§ Required work
Every entry below should be transcribed exactly; pictures stay out of the copy.

§ Task input

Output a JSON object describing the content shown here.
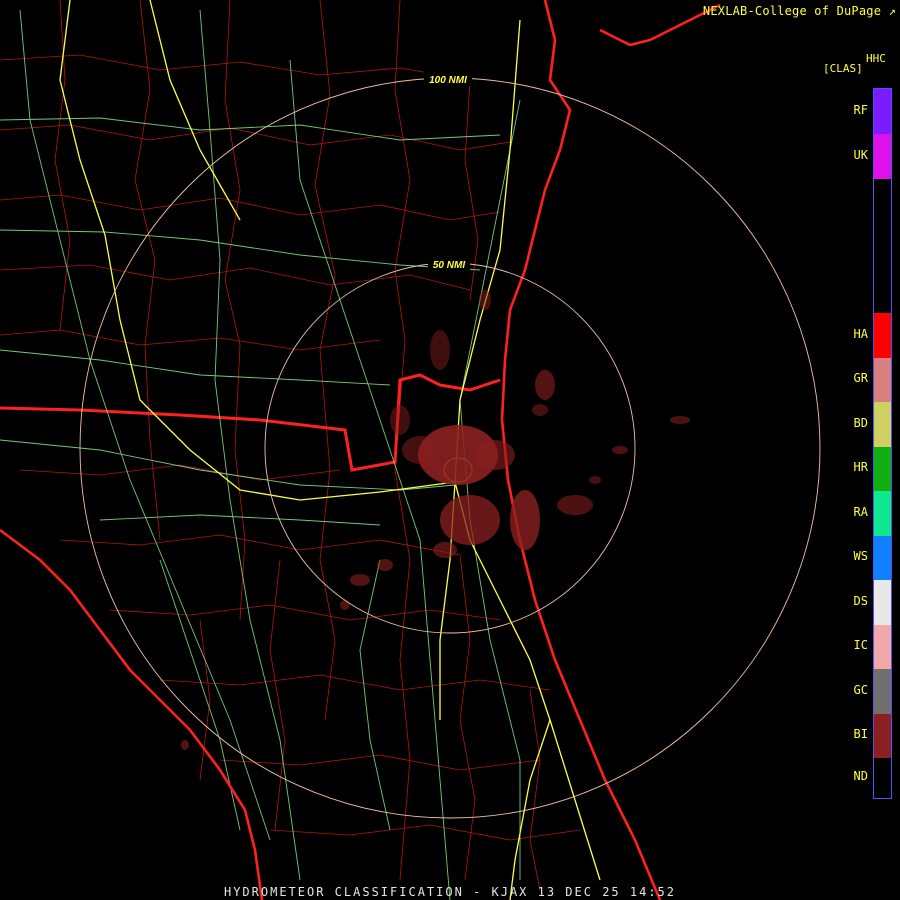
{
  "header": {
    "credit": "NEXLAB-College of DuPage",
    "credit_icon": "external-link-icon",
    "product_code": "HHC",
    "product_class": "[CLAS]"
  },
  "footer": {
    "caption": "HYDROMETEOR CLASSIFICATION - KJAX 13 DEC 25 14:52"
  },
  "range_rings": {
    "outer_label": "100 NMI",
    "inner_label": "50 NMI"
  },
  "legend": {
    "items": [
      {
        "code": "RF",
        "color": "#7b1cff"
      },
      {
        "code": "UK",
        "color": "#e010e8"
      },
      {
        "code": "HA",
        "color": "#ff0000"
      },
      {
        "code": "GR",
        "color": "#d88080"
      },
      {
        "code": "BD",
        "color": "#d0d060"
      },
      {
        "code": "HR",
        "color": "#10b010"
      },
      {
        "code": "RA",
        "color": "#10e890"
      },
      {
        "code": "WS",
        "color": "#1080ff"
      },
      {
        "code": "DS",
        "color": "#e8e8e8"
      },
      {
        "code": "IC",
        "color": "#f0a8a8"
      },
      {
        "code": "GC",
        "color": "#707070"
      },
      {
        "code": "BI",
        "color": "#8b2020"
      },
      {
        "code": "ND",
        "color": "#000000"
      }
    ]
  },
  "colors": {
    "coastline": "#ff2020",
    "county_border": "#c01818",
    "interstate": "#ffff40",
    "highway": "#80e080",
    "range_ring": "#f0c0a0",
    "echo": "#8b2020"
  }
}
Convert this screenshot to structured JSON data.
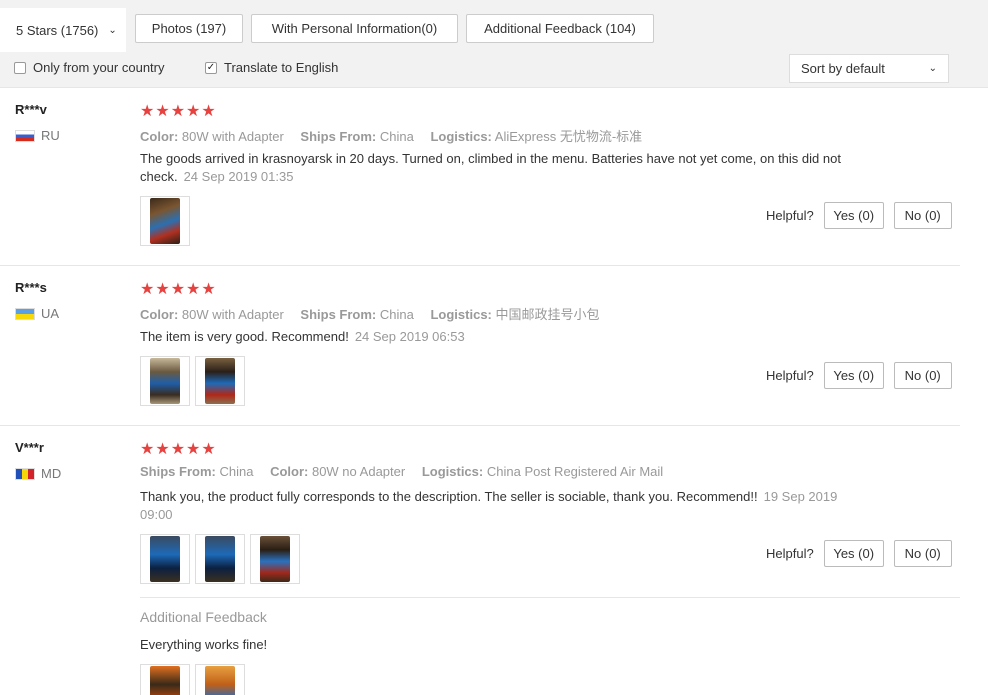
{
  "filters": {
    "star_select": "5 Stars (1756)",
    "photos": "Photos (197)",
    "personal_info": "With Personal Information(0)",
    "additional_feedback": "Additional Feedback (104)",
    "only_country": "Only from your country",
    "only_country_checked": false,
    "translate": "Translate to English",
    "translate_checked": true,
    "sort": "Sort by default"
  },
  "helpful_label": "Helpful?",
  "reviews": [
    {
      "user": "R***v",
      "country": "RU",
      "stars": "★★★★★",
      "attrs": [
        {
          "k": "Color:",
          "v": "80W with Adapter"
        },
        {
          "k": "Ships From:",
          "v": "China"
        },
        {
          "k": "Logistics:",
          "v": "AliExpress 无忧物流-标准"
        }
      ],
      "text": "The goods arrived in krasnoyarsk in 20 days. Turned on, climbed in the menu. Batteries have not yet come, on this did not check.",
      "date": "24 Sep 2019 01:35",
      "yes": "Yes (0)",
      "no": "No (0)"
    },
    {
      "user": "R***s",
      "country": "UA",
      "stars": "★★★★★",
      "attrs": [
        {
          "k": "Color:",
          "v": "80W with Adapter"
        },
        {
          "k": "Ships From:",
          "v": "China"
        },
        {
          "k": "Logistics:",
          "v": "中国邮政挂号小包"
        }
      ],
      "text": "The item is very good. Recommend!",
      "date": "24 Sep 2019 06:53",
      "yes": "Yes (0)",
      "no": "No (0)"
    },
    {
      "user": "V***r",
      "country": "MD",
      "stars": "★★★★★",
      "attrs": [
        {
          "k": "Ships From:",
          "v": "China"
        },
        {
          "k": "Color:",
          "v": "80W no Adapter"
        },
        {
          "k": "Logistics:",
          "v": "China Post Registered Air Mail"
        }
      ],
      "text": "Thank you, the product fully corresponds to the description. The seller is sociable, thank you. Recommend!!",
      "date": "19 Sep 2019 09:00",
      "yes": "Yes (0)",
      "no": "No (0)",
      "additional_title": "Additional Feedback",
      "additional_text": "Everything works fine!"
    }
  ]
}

§ Answer to this task
Output a JSON object describing the content shown here.
{
  "header": {
    "credit": "NEXLAB-College of DuPage",
    "credit_icon": "external-link-icon",
    "product_code": "HHC",
    "product_class": "[CLAS]"
  },
  "footer": {
    "caption": "HYDROMETEOR CLASSIFICATION - KJAX 13 DEC 25 14:52"
  },
  "range_rings": {
    "outer_label": "100 NMI",
    "inner_label": "50 NMI"
  },
  "legend": {
    "items": [
      {
        "code": "RF",
        "color": "#7b1cff"
      },
      {
        "code": "UK",
        "color": "#e010e8"
      },
      {
        "code": "HA",
        "color": "#ff0000"
      },
      {
        "code": "GR",
        "color": "#d88080"
      },
      {
        "code": "BD",
        "color": "#d0d060"
      },
      {
        "code": "HR",
        "color": "#10b010"
      },
      {
        "code": "RA",
        "color": "#10e890"
      },
      {
        "code": "WS",
        "color": "#1080ff"
      },
      {
        "code": "DS",
        "color": "#e8e8e8"
      },
      {
        "code": "IC",
        "color": "#f0a8a8"
      },
      {
        "code": "GC",
        "color": "#707070"
      },
      {
        "code": "BI",
        "color": "#8b2020"
      },
      {
        "code": "ND",
        "color": "#000000"
      }
    ]
  },
  "colors": {
    "coastline": "#ff2020",
    "county_border": "#c01818",
    "interstate": "#ffff40",
    "highway": "#80e080",
    "range_ring": "#f0c0a0",
    "echo": "#8b2020"
  }
}
Convert this screenshot to structured JSON data.
{
  "filters": {
    "star_select": "5 Stars (1756)",
    "photos": "Photos (197)",
    "personal_info": "With Personal Information(0)",
    "additional_feedback": "Additional Feedback (104)",
    "only_country": "Only from your country",
    "only_country_checked": false,
    "translate": "Translate to English",
    "translate_checked": true,
    "sort": "Sort by default"
  },
  "helpful_label": "Helpful?",
  "reviews": [
    {
      "user": "R***v",
      "country": "RU",
      "stars": "★★★★★",
      "attrs": [
        {
          "k": "Color:",
          "v": "80W with Adapter"
        },
        {
          "k": "Ships From:",
          "v": "China"
        },
        {
          "k": "Logistics:",
          "v": "AliExpress 无忧物流-标准"
        }
      ],
      "text": "The goods arrived in krasnoyarsk in 20 days. Turned on, climbed in the menu. Batteries have not yet come, on this did not check.",
      "date": "24 Sep 2019 01:35",
      "yes": "Yes (0)",
      "no": "No (0)"
    },
    {
      "user": "R***s",
      "country": "UA",
      "stars": "★★★★★",
      "attrs": [
        {
          "k": "Color:",
          "v": "80W with Adapter"
        },
        {
          "k": "Ships From:",
          "v": "China"
        },
        {
          "k": "Logistics:",
          "v": "中国邮政挂号小包"
        }
      ],
      "text": "The item is very good. Recommend!",
      "date": "24 Sep 2019 06:53",
      "yes": "Yes (0)",
      "no": "No (0)"
    },
    {
      "user": "V***r",
      "country": "MD",
      "stars": "★★★★★",
      "attrs": [
        {
          "k": "Ships From:",
          "v": "China"
        },
        {
          "k": "Color:",
          "v": "80W no Adapter"
        },
        {
          "k": "Logistics:",
          "v": "China Post Registered Air Mail"
        }
      ],
      "text": "Thank you, the product fully corresponds to the description. The seller is sociable, thank you. Recommend!!",
      "date": "19 Sep 2019 09:00",
      "yes": "Yes (0)",
      "no": "No (0)",
      "additional_title": "Additional Feedback",
      "additional_text": "Everything works fine!"
    }
  ]
}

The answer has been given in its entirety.